WHAT IS ASKED:
Rewrite the entries below, switching every "Hygro-Thermal" to "Thermal" and keeping everything else the same.
_ _ _
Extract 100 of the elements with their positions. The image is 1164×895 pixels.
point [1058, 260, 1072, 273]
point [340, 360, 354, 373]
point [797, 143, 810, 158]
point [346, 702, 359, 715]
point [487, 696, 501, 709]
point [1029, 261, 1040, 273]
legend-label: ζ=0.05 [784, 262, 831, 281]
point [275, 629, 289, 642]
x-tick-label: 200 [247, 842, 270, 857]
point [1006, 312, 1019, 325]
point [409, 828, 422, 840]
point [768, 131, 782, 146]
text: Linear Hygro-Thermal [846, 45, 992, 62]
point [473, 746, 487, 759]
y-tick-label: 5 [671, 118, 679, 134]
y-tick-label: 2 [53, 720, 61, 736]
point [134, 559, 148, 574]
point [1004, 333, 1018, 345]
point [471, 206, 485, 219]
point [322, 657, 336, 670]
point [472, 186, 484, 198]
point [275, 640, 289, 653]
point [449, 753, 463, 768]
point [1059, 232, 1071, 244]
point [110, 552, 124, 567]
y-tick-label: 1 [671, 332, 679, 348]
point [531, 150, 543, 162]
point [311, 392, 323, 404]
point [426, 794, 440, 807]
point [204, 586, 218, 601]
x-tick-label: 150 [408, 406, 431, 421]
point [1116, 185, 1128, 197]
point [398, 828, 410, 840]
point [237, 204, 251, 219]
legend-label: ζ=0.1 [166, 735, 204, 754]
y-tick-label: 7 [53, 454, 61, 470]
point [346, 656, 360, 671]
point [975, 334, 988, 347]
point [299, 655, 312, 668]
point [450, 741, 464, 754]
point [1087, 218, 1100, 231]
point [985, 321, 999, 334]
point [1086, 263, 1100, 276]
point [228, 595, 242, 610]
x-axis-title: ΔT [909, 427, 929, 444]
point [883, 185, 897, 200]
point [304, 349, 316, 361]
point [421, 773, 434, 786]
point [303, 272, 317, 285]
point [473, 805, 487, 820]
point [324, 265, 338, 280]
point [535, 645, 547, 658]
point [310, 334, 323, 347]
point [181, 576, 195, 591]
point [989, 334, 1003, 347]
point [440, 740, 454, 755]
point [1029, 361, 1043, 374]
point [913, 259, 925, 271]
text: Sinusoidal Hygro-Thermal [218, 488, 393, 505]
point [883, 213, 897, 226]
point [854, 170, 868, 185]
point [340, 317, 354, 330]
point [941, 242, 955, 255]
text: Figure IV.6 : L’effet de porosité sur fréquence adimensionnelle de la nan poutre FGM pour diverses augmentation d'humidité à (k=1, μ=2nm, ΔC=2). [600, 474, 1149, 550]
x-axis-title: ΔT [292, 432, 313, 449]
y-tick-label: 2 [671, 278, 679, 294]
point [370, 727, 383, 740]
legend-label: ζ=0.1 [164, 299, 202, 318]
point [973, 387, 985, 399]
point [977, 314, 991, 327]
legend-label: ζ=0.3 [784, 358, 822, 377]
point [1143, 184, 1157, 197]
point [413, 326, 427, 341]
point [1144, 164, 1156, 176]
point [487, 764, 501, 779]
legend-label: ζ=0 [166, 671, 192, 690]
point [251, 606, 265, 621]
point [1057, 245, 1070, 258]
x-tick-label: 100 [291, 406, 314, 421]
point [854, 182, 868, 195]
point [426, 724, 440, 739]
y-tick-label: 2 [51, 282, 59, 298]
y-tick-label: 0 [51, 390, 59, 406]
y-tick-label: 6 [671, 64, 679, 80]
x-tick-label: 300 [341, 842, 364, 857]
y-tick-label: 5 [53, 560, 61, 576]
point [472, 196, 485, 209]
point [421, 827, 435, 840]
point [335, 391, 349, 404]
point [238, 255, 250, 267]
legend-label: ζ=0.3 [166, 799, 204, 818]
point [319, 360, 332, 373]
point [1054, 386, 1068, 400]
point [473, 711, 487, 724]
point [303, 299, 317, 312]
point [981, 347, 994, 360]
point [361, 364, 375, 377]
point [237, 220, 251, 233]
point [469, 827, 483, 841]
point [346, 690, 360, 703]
_ _ _
OUTPUT OF THE EXERCISE:
Extract 100 of the elements with their positions. The image is 1164×895 pixels.
point [1058, 260, 1072, 273]
point [340, 360, 354, 373]
point [797, 143, 810, 158]
point [346, 702, 359, 715]
point [487, 696, 501, 709]
point [1029, 261, 1040, 273]
legend-label: ζ=0.05 [784, 262, 831, 281]
point [275, 629, 289, 642]
x-tick-label: 200 [247, 842, 270, 857]
point [1006, 312, 1019, 325]
point [409, 828, 422, 840]
point [768, 131, 782, 146]
text: Linear Thermal [846, 45, 992, 62]
point [473, 746, 487, 759]
y-tick-label: 5 [671, 118, 679, 134]
y-tick-label: 2 [53, 720, 61, 736]
point [134, 559, 148, 574]
point [1004, 333, 1018, 345]
point [471, 206, 485, 219]
point [322, 657, 336, 670]
point [472, 186, 484, 198]
point [275, 640, 289, 653]
point [449, 753, 463, 768]
point [1059, 232, 1071, 244]
point [110, 552, 124, 567]
y-tick-label: 1 [671, 332, 679, 348]
point [531, 150, 543, 162]
point [311, 392, 323, 404]
point [426, 794, 440, 807]
point [204, 586, 218, 601]
x-tick-label: 150 [408, 406, 431, 421]
point [1116, 185, 1128, 197]
point [398, 828, 410, 840]
point [237, 204, 251, 219]
legend-label: ζ=0.1 [166, 735, 204, 754]
y-tick-label: 7 [53, 454, 61, 470]
point [346, 656, 360, 671]
point [975, 334, 988, 347]
point [299, 655, 312, 668]
point [450, 741, 464, 754]
point [1087, 218, 1100, 231]
point [985, 321, 999, 334]
point [1086, 263, 1100, 276]
point [228, 595, 242, 610]
x-axis-title: ΔT [909, 427, 929, 444]
point [883, 185, 897, 200]
point [304, 349, 316, 361]
point [421, 773, 434, 786]
point [303, 272, 317, 285]
point [473, 805, 487, 820]
point [324, 265, 338, 280]
point [535, 645, 547, 658]
point [310, 334, 323, 347]
point [181, 576, 195, 591]
point [989, 334, 1003, 347]
point [440, 740, 454, 755]
point [1029, 361, 1043, 374]
point [913, 259, 925, 271]
text: Sinusoidal Thermal [218, 488, 393, 505]
point [883, 213, 897, 226]
point [854, 170, 868, 185]
point [340, 317, 354, 330]
point [941, 242, 955, 255]
text: Figure IV.6 : L’effet de porosité sur fréquence adimensionnelle de la nan poutre FGM pour diverses augmentation d'humidité à (k=1, μ=2nm, ΔC=2). [600, 474, 1149, 550]
x-axis-title: ΔT [292, 432, 313, 449]
y-tick-label: 2 [671, 278, 679, 294]
point [370, 727, 383, 740]
legend-label: ζ=0.1 [164, 299, 202, 318]
point [973, 387, 985, 399]
point [977, 314, 991, 327]
legend-label: ζ=0.3 [784, 358, 822, 377]
point [1143, 184, 1157, 197]
point [413, 326, 427, 341]
point [1144, 164, 1156, 176]
point [487, 764, 501, 779]
legend-label: ζ=0 [166, 671, 192, 690]
point [251, 606, 265, 621]
point [1057, 245, 1070, 258]
x-tick-label: 100 [291, 406, 314, 421]
point [854, 182, 868, 195]
point [426, 724, 440, 739]
y-tick-label: 2 [51, 282, 59, 298]
y-tick-label: 0 [51, 390, 59, 406]
y-tick-label: 6 [671, 64, 679, 80]
x-tick-label: 300 [341, 842, 364, 857]
y-tick-label: 5 [53, 560, 61, 576]
point [472, 196, 485, 209]
point [421, 827, 435, 840]
point [335, 391, 349, 404]
point [238, 255, 250, 267]
legend-label: ζ=0.3 [166, 799, 204, 818]
point [319, 360, 332, 373]
point [1054, 386, 1068, 400]
point [473, 711, 487, 724]
point [303, 299, 317, 312]
point [981, 347, 994, 360]
point [361, 364, 375, 377]
point [237, 220, 251, 233]
point [469, 827, 483, 841]
point [346, 690, 360, 703]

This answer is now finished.